Task
Pull out every line below that contains the word "County".

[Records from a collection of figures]
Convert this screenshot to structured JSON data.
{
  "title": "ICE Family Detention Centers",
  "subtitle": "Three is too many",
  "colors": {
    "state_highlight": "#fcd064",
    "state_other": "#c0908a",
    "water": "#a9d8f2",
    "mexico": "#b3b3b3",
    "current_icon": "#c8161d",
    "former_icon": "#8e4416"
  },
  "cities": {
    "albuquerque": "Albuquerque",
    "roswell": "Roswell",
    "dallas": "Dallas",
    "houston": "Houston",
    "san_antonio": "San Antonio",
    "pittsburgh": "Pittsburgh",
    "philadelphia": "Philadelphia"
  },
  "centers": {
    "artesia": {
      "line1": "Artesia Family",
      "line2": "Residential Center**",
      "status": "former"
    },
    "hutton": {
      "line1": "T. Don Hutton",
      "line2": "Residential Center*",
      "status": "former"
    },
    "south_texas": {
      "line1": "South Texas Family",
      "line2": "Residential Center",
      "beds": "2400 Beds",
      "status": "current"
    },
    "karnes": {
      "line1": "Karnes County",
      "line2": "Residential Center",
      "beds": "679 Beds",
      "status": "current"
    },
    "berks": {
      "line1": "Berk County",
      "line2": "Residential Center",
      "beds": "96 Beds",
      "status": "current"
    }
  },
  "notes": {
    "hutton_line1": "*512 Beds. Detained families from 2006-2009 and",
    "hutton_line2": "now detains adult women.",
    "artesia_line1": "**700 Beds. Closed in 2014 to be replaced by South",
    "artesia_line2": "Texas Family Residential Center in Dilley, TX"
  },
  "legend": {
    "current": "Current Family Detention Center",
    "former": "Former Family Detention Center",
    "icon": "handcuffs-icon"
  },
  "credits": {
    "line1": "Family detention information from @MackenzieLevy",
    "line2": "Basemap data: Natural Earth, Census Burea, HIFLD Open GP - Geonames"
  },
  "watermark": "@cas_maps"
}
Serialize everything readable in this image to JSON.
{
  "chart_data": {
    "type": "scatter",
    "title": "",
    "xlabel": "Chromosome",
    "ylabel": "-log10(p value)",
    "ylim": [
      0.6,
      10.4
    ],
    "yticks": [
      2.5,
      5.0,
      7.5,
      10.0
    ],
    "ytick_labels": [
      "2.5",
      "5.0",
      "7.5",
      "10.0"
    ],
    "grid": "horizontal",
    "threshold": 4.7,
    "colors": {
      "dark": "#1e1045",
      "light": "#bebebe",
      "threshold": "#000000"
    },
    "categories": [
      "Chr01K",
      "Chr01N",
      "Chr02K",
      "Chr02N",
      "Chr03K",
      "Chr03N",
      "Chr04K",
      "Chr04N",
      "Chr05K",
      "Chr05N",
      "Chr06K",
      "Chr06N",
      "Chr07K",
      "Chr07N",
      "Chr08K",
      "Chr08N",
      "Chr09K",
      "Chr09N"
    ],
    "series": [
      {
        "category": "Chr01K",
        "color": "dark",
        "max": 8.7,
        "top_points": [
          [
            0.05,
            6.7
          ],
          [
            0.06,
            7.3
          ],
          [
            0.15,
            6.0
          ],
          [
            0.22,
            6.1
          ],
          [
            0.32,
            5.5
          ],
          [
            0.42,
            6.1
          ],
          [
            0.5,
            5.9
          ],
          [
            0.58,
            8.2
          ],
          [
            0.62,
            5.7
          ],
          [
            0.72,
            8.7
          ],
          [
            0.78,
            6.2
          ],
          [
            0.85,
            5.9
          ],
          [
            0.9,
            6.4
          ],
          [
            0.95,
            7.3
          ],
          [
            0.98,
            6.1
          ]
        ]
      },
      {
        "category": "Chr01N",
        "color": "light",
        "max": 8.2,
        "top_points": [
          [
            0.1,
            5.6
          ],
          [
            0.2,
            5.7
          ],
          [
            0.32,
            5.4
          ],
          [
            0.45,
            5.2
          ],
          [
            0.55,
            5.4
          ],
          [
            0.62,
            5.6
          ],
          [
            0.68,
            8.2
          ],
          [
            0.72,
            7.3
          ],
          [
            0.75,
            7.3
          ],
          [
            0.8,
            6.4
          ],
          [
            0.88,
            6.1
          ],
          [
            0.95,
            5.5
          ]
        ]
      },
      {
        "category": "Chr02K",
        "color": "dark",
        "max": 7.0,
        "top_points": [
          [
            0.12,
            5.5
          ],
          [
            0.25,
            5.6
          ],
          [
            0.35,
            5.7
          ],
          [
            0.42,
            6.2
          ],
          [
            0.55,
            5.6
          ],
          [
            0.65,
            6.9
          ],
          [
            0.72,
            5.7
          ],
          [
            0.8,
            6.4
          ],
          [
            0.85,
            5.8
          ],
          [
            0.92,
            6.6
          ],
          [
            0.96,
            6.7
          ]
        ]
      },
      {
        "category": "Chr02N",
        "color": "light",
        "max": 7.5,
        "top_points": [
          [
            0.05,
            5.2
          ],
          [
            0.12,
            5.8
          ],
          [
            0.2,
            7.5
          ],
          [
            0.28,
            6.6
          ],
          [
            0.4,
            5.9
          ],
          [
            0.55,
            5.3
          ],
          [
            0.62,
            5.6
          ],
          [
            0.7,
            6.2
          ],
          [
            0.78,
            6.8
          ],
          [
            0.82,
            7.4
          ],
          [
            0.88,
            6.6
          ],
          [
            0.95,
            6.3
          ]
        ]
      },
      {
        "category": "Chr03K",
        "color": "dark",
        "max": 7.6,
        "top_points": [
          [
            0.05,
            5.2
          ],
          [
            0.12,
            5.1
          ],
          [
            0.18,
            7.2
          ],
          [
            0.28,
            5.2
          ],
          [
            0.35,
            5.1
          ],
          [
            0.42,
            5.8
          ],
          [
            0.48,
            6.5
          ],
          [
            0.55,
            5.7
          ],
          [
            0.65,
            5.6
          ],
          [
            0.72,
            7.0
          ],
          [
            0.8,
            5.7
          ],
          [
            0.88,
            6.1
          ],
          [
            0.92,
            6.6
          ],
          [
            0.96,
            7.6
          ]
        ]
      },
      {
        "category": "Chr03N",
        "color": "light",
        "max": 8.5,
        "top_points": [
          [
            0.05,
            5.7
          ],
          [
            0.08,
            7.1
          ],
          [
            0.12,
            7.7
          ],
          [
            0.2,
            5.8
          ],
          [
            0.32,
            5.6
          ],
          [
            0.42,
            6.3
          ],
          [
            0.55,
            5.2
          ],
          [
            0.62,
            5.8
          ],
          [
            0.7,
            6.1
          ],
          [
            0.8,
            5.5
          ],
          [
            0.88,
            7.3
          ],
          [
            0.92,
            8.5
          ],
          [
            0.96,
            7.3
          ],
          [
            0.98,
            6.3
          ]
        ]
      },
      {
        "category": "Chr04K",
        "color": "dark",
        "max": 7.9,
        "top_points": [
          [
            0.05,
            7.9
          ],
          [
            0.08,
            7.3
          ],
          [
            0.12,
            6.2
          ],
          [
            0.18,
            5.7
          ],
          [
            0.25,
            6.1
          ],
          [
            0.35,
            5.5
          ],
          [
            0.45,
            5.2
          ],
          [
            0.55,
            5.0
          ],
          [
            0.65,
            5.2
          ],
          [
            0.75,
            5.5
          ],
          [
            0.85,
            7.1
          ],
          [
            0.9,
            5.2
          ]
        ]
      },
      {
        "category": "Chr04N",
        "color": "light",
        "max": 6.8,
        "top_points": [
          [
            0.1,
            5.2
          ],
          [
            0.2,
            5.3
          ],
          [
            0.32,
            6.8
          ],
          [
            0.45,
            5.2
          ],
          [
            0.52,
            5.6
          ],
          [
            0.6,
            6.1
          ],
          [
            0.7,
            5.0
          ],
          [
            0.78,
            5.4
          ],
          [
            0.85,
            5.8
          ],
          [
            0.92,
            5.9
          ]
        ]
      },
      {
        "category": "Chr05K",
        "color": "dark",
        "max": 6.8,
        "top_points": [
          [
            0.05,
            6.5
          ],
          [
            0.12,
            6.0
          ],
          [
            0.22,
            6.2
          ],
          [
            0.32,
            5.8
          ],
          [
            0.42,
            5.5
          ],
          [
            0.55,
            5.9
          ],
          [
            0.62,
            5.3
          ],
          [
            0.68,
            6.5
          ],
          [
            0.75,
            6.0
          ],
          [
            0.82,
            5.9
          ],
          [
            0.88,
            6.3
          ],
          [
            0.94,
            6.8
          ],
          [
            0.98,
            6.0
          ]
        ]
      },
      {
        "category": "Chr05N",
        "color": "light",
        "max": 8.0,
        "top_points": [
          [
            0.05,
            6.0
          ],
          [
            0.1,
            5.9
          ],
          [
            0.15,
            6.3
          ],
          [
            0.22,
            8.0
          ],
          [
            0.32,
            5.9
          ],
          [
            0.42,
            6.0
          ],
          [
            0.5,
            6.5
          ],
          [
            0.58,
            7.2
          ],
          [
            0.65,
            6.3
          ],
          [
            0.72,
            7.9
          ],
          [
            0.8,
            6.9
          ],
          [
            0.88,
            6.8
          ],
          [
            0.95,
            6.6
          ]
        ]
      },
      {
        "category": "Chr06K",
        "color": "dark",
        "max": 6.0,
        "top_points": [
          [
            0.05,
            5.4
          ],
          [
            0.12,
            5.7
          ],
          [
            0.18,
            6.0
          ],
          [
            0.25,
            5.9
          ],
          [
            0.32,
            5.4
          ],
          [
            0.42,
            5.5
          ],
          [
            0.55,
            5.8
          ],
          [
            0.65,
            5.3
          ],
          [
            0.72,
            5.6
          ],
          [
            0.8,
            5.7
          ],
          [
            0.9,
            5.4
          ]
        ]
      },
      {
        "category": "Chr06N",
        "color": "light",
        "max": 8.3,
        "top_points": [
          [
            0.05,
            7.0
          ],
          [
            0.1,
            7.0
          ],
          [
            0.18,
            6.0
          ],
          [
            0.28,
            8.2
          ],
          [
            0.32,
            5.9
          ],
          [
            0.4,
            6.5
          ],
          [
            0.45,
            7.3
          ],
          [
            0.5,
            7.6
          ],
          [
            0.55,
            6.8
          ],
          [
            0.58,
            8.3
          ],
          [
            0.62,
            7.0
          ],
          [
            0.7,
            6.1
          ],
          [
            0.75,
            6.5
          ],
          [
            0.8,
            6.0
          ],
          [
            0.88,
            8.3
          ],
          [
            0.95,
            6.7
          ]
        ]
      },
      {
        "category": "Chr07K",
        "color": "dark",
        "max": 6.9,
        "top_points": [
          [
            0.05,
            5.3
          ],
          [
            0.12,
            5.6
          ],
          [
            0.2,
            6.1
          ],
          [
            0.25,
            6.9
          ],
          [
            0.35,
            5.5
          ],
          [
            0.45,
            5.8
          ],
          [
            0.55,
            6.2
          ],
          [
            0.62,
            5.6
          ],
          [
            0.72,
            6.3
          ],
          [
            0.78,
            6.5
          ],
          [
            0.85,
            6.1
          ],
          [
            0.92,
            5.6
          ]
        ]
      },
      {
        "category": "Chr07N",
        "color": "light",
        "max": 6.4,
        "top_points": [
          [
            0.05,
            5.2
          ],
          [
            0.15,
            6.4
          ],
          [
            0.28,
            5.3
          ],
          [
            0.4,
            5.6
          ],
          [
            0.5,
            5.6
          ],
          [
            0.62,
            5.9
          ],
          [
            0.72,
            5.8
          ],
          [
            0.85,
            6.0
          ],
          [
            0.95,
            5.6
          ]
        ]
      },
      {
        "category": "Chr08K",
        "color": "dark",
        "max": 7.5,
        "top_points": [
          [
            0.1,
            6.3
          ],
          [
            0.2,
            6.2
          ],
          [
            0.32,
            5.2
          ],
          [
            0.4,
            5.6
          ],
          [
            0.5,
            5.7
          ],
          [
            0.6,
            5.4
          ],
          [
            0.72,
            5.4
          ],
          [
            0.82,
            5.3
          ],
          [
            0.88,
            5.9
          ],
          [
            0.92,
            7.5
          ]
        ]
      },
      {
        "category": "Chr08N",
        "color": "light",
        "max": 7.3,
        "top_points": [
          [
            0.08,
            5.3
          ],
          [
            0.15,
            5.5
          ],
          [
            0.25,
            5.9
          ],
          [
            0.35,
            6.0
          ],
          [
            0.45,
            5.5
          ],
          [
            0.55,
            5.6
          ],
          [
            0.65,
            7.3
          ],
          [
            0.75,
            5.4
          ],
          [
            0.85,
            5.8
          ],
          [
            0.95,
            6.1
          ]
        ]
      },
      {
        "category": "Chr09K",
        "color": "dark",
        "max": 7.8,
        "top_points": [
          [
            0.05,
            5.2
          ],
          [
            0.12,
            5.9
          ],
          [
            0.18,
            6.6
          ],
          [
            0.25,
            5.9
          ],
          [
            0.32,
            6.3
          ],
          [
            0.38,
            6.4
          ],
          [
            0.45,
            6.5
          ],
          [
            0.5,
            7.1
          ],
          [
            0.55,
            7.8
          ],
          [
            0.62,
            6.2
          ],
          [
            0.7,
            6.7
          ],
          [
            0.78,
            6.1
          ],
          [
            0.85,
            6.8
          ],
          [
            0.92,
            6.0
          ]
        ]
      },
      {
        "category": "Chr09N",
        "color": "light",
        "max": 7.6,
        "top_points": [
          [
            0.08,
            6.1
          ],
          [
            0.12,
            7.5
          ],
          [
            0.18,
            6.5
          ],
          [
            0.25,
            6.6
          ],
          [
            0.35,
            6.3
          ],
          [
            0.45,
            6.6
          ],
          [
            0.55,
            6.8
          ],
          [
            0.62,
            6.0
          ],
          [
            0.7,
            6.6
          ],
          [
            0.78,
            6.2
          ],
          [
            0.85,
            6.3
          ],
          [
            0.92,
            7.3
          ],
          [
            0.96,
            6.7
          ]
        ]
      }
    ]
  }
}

Finished task
      "line1": "Karnes County",
      "line1": "Berk County",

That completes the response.